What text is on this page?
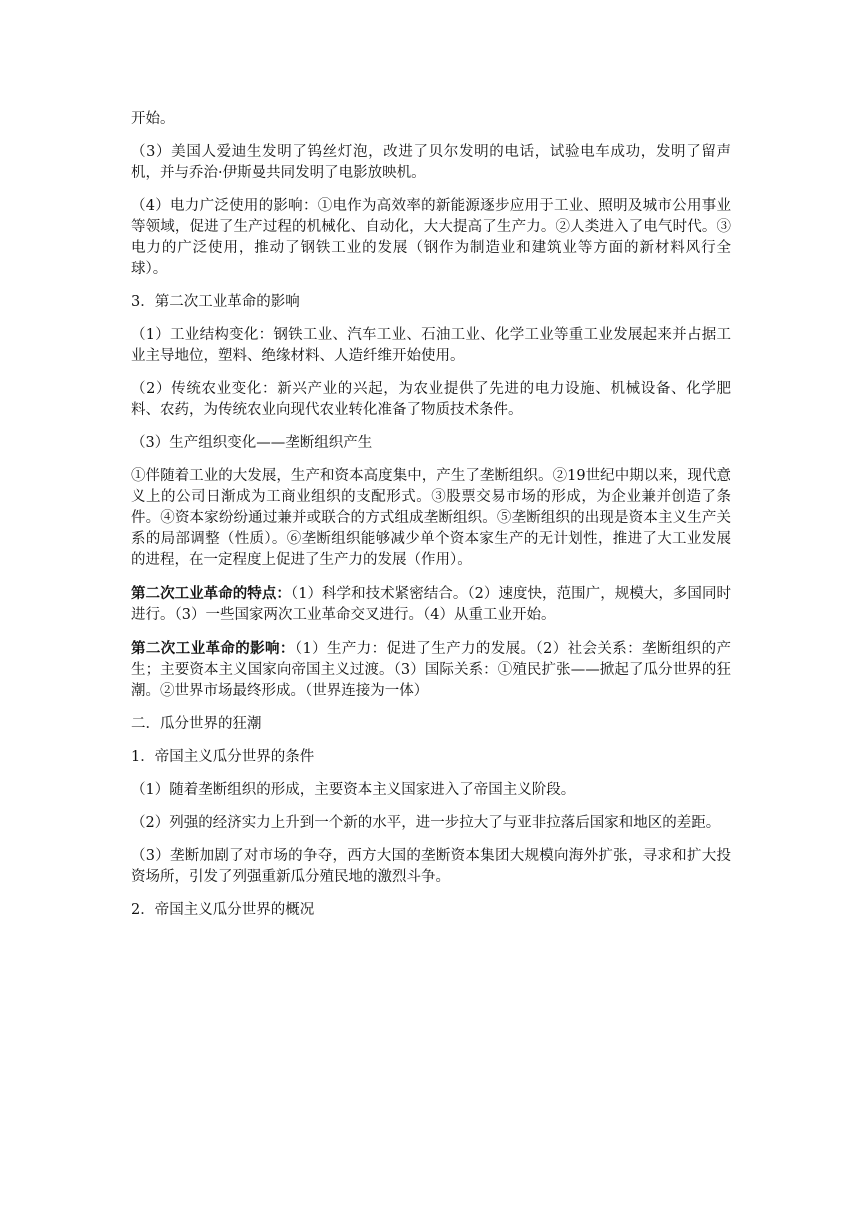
开始。

（3）美国人爱迪生发明了钨丝灯泡，改进了贝尔发明的电话，试验电车成功，发明了留声机，并与乔治·伊斯曼共同发明了电影放映机。

（4）电力广泛使用的影响：①电作为高效率的新能源逐步应用于工业、照明及城市公用事业等领域，促进了生产过程的机械化、自动化，大大提高了生产力。②人类进入了电气时代。③电力的广泛使用，推动了钢铁工业的发展（钢作为制造业和建筑业等方面的新材料风行全球）。

3．第二次工业革命的影响

（1）工业结构变化：钢铁工业、汽车工业、石油工业、化学工业等重工业发展起来并占据工业主导地位，塑料、绝缘材料、人造纤维开始使用。

（2）传统农业变化：新兴产业的兴起，为农业提供了先进的电力设施、机械设备、化学肥料、农药，为传统农业向现代农业转化准备了物质技术条件。

（3）生产组织变化——垄断组织产生

①伴随着工业的大发展，生产和资本高度集中，产生了垄断组织。②19世纪中期以来，现代意义上的公司日渐成为工商业组织的支配形式。③股票交易市场的形成，为企业兼并创造了条件。④资本家纷纷通过兼并或联合的方式组成垄断组织。⑤垄断组织的出现是资本主义生产关系的局部调整（性质）。⑥垄断组织能够减少单个资本家生产的无计划性，推进了大工业发展的进程，在一定程度上促进了生产力的发展（作用）。

第二次工业革命的特点：（1）科学和技术紧密结合。（2）速度快，范围广，规模大，多国同时进行。（3）一些国家两次工业革命交叉进行。（4）从重工业开始。

第二次工业革命的影响：（1）生产力：促进了生产力的发展。（2）社会关系：垄断组织的产生；主要资本主义国家向帝国主义过渡。（3）国际关系：①殖民扩张——掀起了瓜分世界的狂潮。②世界市场最终形成。（世界连接为一体）

二．瓜分世界的狂潮

1．帝国主义瓜分世界的条件

（1）随着垄断组织的形成，主要资本主义国家进入了帝国主义阶段。

（2）列强的经济实力上升到一个新的水平，进一步拉大了与亚非拉落后国家和地区的差距。

（3）垄断加剧了对市场的争夺，西方大国的垄断资本集团大规模向海外扩张，寻求和扩大投资场所，引发了列强重新瓜分殖民地的激烈斗争。

2．帝国主义瓜分世界的概况
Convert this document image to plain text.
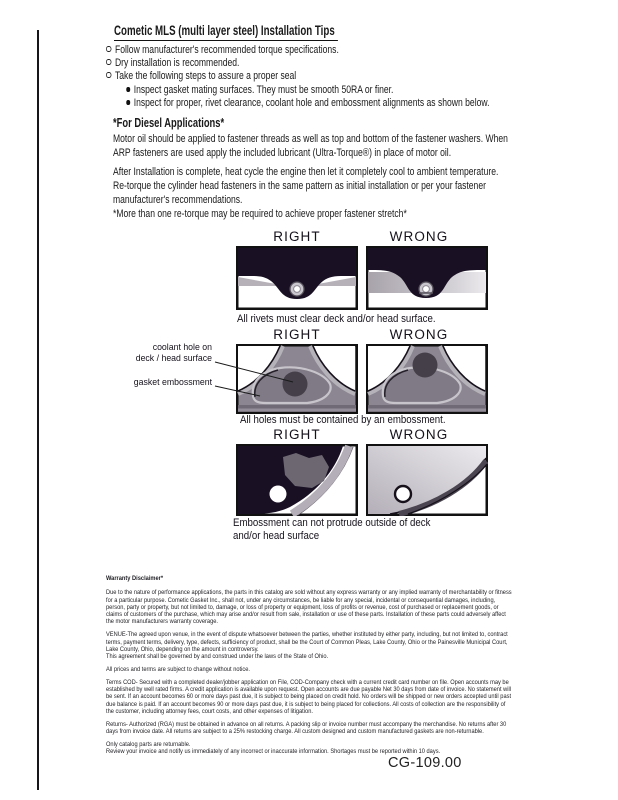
Cometic MLS (multi layer steel) Installation Tips
Follow manufacturer's recommended torque specifications.
Dry installation is recommended.
Take the following steps to assure a proper seal
Inspect gasket mating surfaces. They must be smooth 50RA or finer.
Inspect for proper, rivet clearance, coolant hole and embossment alignments as shown below.
*For Diesel Applications*
Motor oil should be applied to fastener threads as well as top and bottom of the fastener washers. When ARP fasteners are used apply the included lubricant (Ultra-Torque®) in place of motor oil.
After Installation is complete, heat cycle the engine then let it completely cool to ambient temperature. Re-torque the cylinder head fasteners in the same pattern as initial installation or per your fastener manufacturer's recommendations.
*More than one re-torque may be required to achieve proper fastener stretch*
RIGHT	WRONG
All rivets must clear deck and/or head surface.
RIGHT	WRONG
coolant hole on
deck / head surface
gasket embossment
All holes must be contained by an embossment.
RIGHT	WRONG
Embossment can not protrude outside of deck
and/or head surface

Warranty Disclaimer*

Due to the nature of performance applications, the parts in this catalog are sold without any express warranty or any implied warranty of merchantability or fitness for a particular purpose. Cometic Gasket Inc., shall not, under any circumstances, be liable for any special, incidental or consequential damages, including, person, party or property, but not limited to, damage, or loss of property or equipment, loss of profits or revenue, cost of purchased or replacement goods, or claims of customers of the purchase, which may arise and/or result from sale, installation or use of these parts. Installation of these parts could adversely affect the motor manufacturers warranty coverage.

VENUE-The agreed upon venue, in the event of dispute whatsoever between the parties, whether instituted by either party, including, but not limited to, contract terms, payment terms, delivery, type, defects, sufficiency of product, shall be the Court of Common Pleas, Lake County, Ohio or the Painesville Municipal Court, Lake County, Ohio, depending on the amount in controversy.

This agreement shall be governed by and construed under the laws of the State of Ohio.

All prices and terms are subject to change without notice.

Terms COD- Secured with a completed dealer/jobber application on File, COD-Company check with a current credit card number on file. Open accounts may be established by well rated firms. A credit application is available upon request. Open accounts are due payable Net 30 days from date of invoice. No statement will be sent. If an account becomes 60 or more days past due, it is subject to being placed on credit hold. No orders will be shipped or new orders accepted until past due balance is paid. If an account becomes 90 or more days past due, it is subject to being placed for collections. All costs of collection are the responsibility of the customer, including attorney fees, court costs, and other expenses of litigation.

Returns- Authorized (RGA) must be obtained in advance on all returns. A packing slip or invoice number must accompany the merchandise. No returns after 30 days from invoice date. All returns are subject to a 25% restocking charge. All custom designed and custom manufactured gaskets are non-returnable.

Only catalog parts are returnable.

Review your invoice and notify us immediately of any incorrect or inaccurate information. Shortages must be reported within 10 days.

CG-109.00
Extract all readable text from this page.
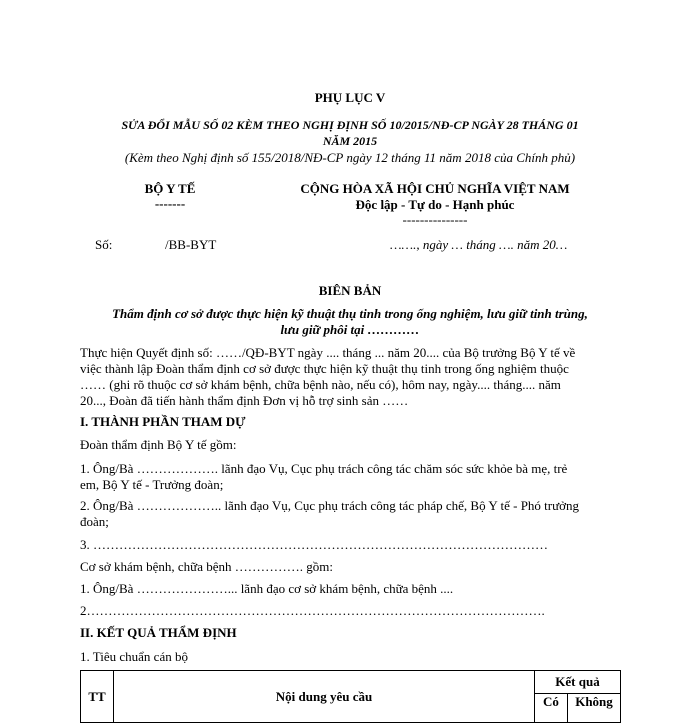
PHỤ LỤC V
SỬA ĐỔI MẪU SỐ 02 KÈM THEO NGHỊ ĐỊNH SỐ 10/2015/NĐ-CP NGÀY 28 THÁNG 01
NĂM 2015
(Kèm theo Nghị định số 155/2018/NĐ-CP ngày 12 tháng 11 năm 2018 của Chính phủ)
BỘ Y TẾ
-------
Số:	/BB-BYT
CỘNG HÒA XÃ HỘI CHỦ NGHĨA VIỆT NAM
Độc lập - Tự do - Hạnh phúc
---------------
……., ngày … tháng …. năm 20…
BIÊN BẢN
Thẩm định cơ sở được thực hiện kỹ thuật thụ tinh trong ống nghiệm, lưu giữ tinh trùng,
lưu giữ phôi tại …………
Thực hiện Quyết định số: ……/QĐ-BYT ngày .... tháng ... năm 20.... của Bộ trưởng Bộ Y tế về
việc thành lập Đoàn thẩm định cơ sở được thực hiện kỹ thuật thụ tinh trong ống nghiệm thuộc
…… (ghi rõ thuộc cơ sở khám bệnh, chữa bệnh nào, nếu có), hôm nay, ngày.... tháng.... năm
20..., Đoàn đã tiến hành thẩm định Đơn vị hỗ trợ sinh sản ……
I. THÀNH PHẦN THAM DỰ
Đoàn thẩm định Bộ Y tế gồm:
1. Ông/Bà ………………. lãnh đạo Vụ, Cục phụ trách công tác chăm sóc sức khỏe bà mẹ, trẻ
em, Bộ Y tế - Trưởng đoàn;
2. Ông/Bà ……………….. lãnh đạo Vụ, Cục phụ trách công tác pháp chế, Bộ Y tế - Phó trưởng
đoàn;
3. ……………………………………………………………………………………………
Cơ sở khám bệnh, chữa bệnh ……………. gồm:
1. Ông/Bà …………………... lãnh đạo cơ sở khám bệnh, chữa bệnh ....
2…………………………………………………………………………………………….
II. KẾT QUẢ THẨM ĐỊNH
1. Tiêu chuẩn cán bộ
TT	Nội dung yêu cầu	Kết quả	
		Có	Không
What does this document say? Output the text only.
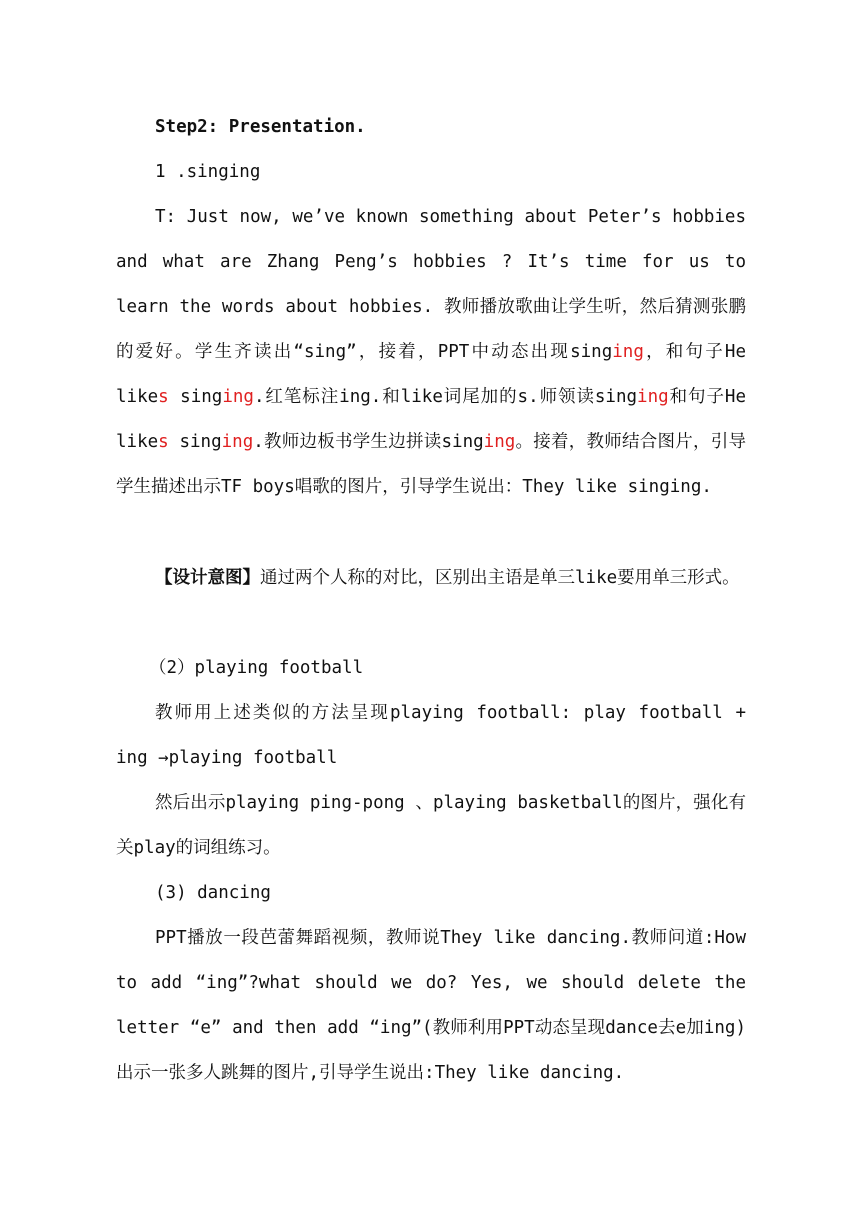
Step2: Presentation.

1 .singing

T: Just now, we’ve known something about Peter’s hobbies and what are Zhang Peng’s hobbies ? It’s time for us to learn the words about hobbies. 教师播放歌曲让学生听，然后猜测张鹏的爱好。学生齐读出“sing”，接着，PPT中动态出现singing，和句子He likes singing.红笔标注ing.和like词尾加的s.师领读singing和句子He likes singing.教师边板书学生边拼读singing。接着，教师结合图片，引导学生描述出示TF boys唱歌的图片，引导学生说出：They like singing.

【设计意图】通过两个人称的对比，区别出主语是单三like要用单三形式。

（2）playing football

教师用上述类似的方法呈现playing football: play football + ing →playing football

然后出示playing ping-pong 、playing basketball的图片，强化有关play的词组练习。

(3) dancing

PPT播放一段芭蕾舞蹈视频，教师说They like dancing.教师问道:How to add “ing”?what should we do? Yes, we should delete the letter “e” and then add “ing”(教师利用PPT动态呈现dance去e加ing) 出示一张多人跳舞的图片,引导学生说出:They like dancing.
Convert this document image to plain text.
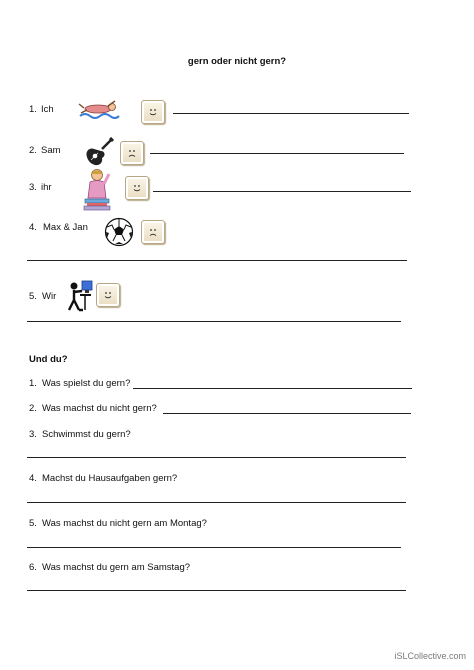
gern oder nicht gern?
1. Ich
2. Sam
3. ihr
4. Max & Jan
5. Wir
Und du?
1. Was spielst du gern?
2. Was machst du nicht gern?
3. Schwimmst du gern?
4. Machst du Hausaufgaben gern?
5. Was machst du nicht gern am Montag?
6. Was machst du gern am Samstag?
iSLCollective.com
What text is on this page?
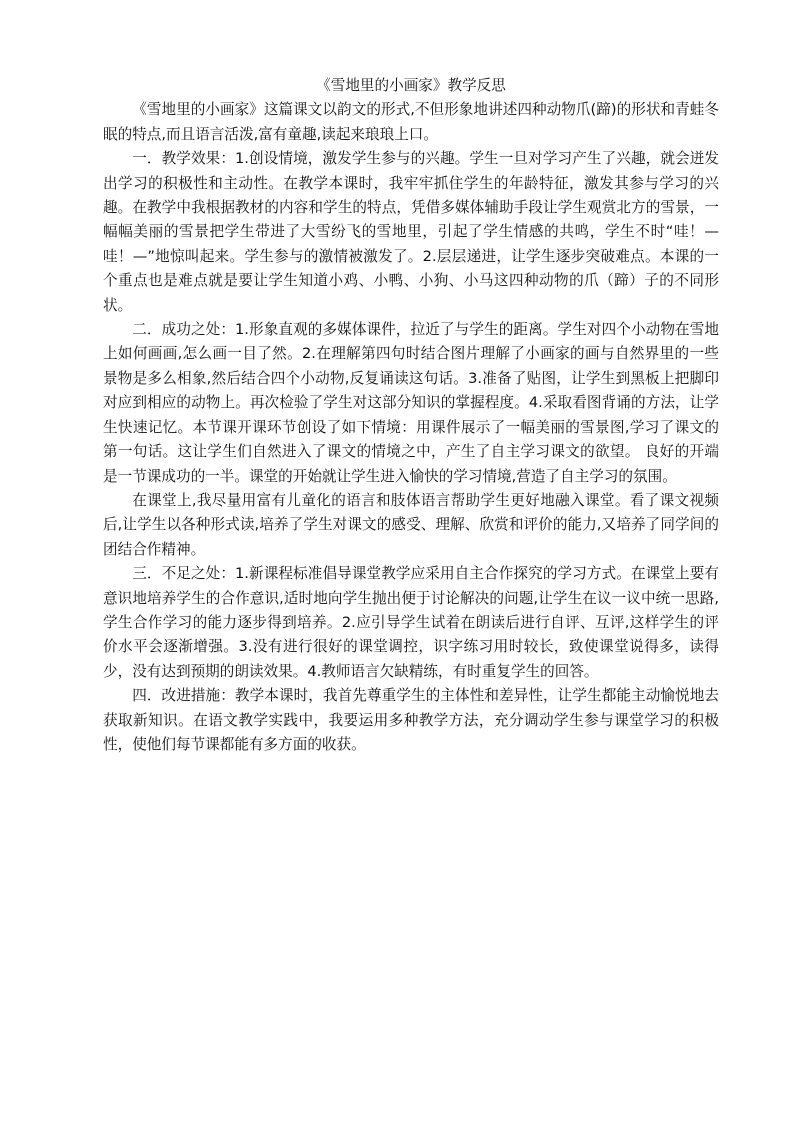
《雪地里的小画家》教学反思

《雪地里的小画家》这篇课文以韵文的形式,不但形象地讲述四种动物爪(蹄)的形状和青蛙冬眠的特点,而且语言活泼,富有童趣,读起来琅琅上口。

一．教学效果：1.创设情境，激发学生参与的兴趣。学生一旦对学习产生了兴趣，就会迸发出学习的积极性和主动性。在教学本课时，我牢牢抓住学生的年龄特征，激发其参与学习的兴趣。在教学中我根据教材的内容和学生的特点，凭借多媒体辅助手段让学生观赏北方的雪景，一幅幅美丽的雪景把学生带进了大雪纷飞的雪地里，引起了学生情感的共鸣，学生不时“哇！—哇！—”地惊叫起来。学生参与的激情被激发了。2.层层递进，让学生逐步突破难点。本课的一个重点也是难点就是要让学生知道小鸡、小鸭、小狗、小马这四种动物的爪（蹄）子的不同形状。

二．成功之处：1.形象直观的多媒体课件，拉近了与学生的距离。学生对四个小动物在雪地上如何画画,怎么画一目了然。2.在理解第四句时结合图片理解了小画家的画与自然界里的一些景物是多么相象,然后结合四个小动物,反复诵读这句话。3.准备了贴图，让学生到黑板上把脚印对应到相应的动物上。再次检验了学生对这部分知识的掌握程度。4.采取看图背诵的方法，让学生快速记忆。本节课开课环节创设了如下情境：用课件展示了一幅美丽的雪景图,学习了课文的第一句话。这让学生们自然进入了课文的情境之中，产生了自主学习课文的欲望。 良好的开端是一节课成功的一半。课堂的开始就让学生进入愉快的学习情境,营造了自主学习的氛围。

在课堂上,我尽量用富有儿童化的语言和肢体语言帮助学生更好地融入课堂。看了课文视频后,让学生以各种形式读,培养了学生对课文的感受、理解、欣赏和评价的能力,又培养了同学间的团结合作精神。

三．不足之处：1.新课程标准倡导课堂教学应采用自主合作探究的学习方式。在课堂上要有意识地培养学生的合作意识,适时地向学生抛出便于讨论解决的问题,让学生在议一议中统一思路,学生合作学习的能力逐步得到培养。2.应引导学生试着在朗读后进行自评、互评,这样学生的评价水平会逐渐增强。3.没有进行很好的课堂调控，识字练习用时较长，致使课堂说得多，读得少，没有达到预期的朗读效果。4.教师语言欠缺精练，有时重复学生的回答。

四．改进措施：教学本课时，我首先尊重学生的主体性和差异性，让学生都能主动愉悦地去获取新知识。在语文教学实践中，我要运用多种教学方法，充分调动学生参与课堂学习的积极性，使他们每节课都能有多方面的收获。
+++++
EXERCISE INSTRUCTIONS: Find the string "fastener" in the records, then copy each line where it occurs.

EXERCISE RESPONSE:
Motor oil should be applied to fastener threads as well as top and bottom of the fastener washers. When ARP fasteners are used apply the included lubricant (Ultra-Torque®) in place of motor oil.
After Installation is complete, heat cycle the engine then let it completely cool to ambient temperature. Re-torque the cylinder head fasteners in the same pattern as initial installation or per your fastener manufacturer's recommendations.
*More than one re-torque may be required to achieve proper fastener stretch*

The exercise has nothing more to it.